§ Given task
Copy out each line exactly as it appears.

§ Dataset records
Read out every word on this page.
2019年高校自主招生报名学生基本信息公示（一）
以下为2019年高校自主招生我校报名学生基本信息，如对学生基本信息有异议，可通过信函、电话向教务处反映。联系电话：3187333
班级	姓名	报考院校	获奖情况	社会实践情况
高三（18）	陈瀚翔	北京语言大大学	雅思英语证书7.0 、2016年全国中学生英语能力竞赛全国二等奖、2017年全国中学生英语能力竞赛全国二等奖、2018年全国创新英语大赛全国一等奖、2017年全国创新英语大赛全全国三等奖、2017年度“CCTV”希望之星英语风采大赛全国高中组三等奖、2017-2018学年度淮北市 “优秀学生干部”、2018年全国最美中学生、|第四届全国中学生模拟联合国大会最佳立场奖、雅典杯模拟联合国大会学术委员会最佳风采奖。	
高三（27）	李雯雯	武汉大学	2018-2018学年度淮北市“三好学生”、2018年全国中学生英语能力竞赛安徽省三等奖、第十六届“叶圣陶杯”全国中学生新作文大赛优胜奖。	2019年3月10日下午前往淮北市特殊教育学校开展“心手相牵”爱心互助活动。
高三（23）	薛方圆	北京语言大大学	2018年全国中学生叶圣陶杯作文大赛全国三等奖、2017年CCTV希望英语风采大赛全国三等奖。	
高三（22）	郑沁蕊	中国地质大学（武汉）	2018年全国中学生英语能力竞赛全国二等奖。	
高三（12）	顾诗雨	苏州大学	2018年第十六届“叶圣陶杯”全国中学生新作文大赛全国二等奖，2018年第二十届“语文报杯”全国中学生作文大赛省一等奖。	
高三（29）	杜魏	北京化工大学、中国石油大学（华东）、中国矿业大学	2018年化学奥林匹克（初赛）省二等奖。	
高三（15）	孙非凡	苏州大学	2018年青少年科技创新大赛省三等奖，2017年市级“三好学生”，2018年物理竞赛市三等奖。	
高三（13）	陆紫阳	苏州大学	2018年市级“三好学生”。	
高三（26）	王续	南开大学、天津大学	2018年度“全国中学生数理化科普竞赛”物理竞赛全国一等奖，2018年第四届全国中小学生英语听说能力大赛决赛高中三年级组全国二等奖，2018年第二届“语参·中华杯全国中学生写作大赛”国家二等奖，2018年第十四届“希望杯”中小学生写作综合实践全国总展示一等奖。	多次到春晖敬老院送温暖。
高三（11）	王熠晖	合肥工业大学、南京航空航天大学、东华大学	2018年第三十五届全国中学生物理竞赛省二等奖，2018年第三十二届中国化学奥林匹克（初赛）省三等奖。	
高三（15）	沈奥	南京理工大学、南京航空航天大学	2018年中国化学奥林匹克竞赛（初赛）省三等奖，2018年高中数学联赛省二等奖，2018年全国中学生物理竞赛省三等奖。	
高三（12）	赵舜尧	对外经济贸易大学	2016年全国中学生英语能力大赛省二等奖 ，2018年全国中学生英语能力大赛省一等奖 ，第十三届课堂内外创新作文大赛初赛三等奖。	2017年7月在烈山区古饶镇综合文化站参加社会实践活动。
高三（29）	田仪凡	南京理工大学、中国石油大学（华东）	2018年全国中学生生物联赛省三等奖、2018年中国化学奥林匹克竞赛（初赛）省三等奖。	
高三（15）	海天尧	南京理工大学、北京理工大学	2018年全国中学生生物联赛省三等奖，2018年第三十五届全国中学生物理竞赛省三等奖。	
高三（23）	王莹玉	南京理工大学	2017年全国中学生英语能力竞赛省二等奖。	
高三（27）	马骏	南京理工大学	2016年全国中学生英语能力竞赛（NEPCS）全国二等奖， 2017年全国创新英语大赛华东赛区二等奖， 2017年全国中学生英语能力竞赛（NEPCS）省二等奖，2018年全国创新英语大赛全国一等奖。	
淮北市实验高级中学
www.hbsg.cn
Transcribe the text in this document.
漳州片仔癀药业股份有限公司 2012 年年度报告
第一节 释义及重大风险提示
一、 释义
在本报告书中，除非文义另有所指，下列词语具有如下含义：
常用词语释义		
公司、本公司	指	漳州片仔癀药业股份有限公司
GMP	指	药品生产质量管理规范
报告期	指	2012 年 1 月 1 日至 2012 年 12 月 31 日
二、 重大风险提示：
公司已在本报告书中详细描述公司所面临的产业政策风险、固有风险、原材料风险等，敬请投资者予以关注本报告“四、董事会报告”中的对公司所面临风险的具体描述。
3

§ Written response
Read out every word on this page.
2019年高校自主招生报名学生基本信息公示（一）
以下为2019年高校自主招生我校报名学生基本信息，如对学生基本信息有异议，可通过信函、电话向教务处反映。联系电话：3187333
班级	姓名	报考院校	获奖情况	社会实践情况
高三（18）	陈瀚翔	北京语言大大学	雅思英语证书7.0 、2016年全国中学生英语能力竞赛全国二等奖、2017年全国中学生英语能力竞赛全国二等奖、2018年全国创新英语大赛全国一等奖、2017年全国创新英语大赛全全国三等奖、2017年度“CCTV”希望之星英语风采大赛全国高中组三等奖、2017-2018学年度淮北市 “优秀学生干部”、2018年全国最美中学生、|第四届全国中学生模拟联合国大会最佳立场奖、雅典杯模拟联合国大会学术委员会最佳风采奖。	
高三（27）	李雯雯	武汉大学	2018-2018学年度淮北市“三好学生”、2018年全国中学生英语能力竞赛安徽省三等奖、第十六届“叶圣陶杯”全国中学生新作文大赛优胜奖。	2019年3月10日下午前往淮北市特殊教育学校开展“心手相牵”爱心互助活动。
高三（23）	薛方圆	北京语言大大学	2018年全国中学生叶圣陶杯作文大赛全国三等奖、2017年CCTV希望英语风采大赛全国三等奖。	
高三（22）	郑沁蕊	中国地质大学（武汉）	2018年全国中学生英语能力竞赛全国二等奖。	
高三（12）	顾诗雨	苏州大学	2018年第十六届“叶圣陶杯”全国中学生新作文大赛全国二等奖，2018年第二十届“语文报杯”全国中学生作文大赛省一等奖。	
高三（29）	杜魏	北京化工大学、中国石油大学（华东）、中国矿业大学	2018年化学奥林匹克（初赛）省二等奖。	
高三（15）	孙非凡	苏州大学	2018年青少年科技创新大赛省三等奖，2017年市级“三好学生”，2018年物理竞赛市三等奖。	
高三（13）	陆紫阳	苏州大学	2018年市级“三好学生”。	
高三（26）	王续	南开大学、天津大学	2018年度“全国中学生数理化科普竞赛”物理竞赛全国一等奖，2018年第四届全国中小学生英语听说能力大赛决赛高中三年级组全国二等奖，2018年第二届“语参·中华杯全国中学生写作大赛”国家二等奖，2018年第十四届“希望杯”中小学生写作综合实践全国总展示一等奖。	多次到春晖敬老院送温暖。
高三（11）	王熠晖	合肥工业大学、南京航空航天大学、东华大学	2018年第三十五届全国中学生物理竞赛省二等奖，2018年第三十二届中国化学奥林匹克（初赛）省三等奖。	
高三（15）	沈奥	南京理工大学、南京航空航天大学	2018年中国化学奥林匹克竞赛（初赛）省三等奖，2018年高中数学联赛省二等奖，2018年全国中学生物理竞赛省三等奖。	
高三（12）	赵舜尧	对外经济贸易大学	2016年全国中学生英语能力大赛省二等奖 ，2018年全国中学生英语能力大赛省一等奖 ，第十三届课堂内外创新作文大赛初赛三等奖。	2017年7月在烈山区古饶镇综合文化站参加社会实践活动。
高三（29）	田仪凡	南京理工大学、中国石油大学（华东）	2018年全国中学生生物联赛省三等奖、2018年中国化学奥林匹克竞赛（初赛）省三等奖。	
高三（15）	海天尧	南京理工大学、北京理工大学	2018年全国中学生生物联赛省三等奖，2018年第三十五届全国中学生物理竞赛省三等奖。	
高三（23）	王莹玉	南京理工大学	2017年全国中学生英语能力竞赛省二等奖。	
高三（27）	马骏	南京理工大学	2016年全国中学生英语能力竞赛（NEPCS）全国二等奖， 2017年全国创新英语大赛华东赛区二等奖， 2017年全国中学生英语能力竞赛（NEPCS）省二等奖，2018年全国创新英语大赛全国一等奖。	
淮北市实验高级中学
www.hbsg.cn
Transcribe the text in this document.
漳州片仔癀药业股份有限公司 2012 年年度报告
第一节 释义及重大风险提示
一、 释义
在本报告书中，除非文义另有所指，下列词语具有如下含义：
常用词语释义		
公司、本公司	指	漳州片仔癀药业股份有限公司
GMP	指	药品生产质量管理规范
报告期	指	2012 年 1 月 1 日至 2012 年 12 月 31 日
二、 重大风险提示：
公司已在本报告书中详细描述公司所面临的产业政策风险、固有风险、原材料风险等，敬请投资者予以关注本报告“四、董事会报告”中的对公司所面临风险的具体描述。
3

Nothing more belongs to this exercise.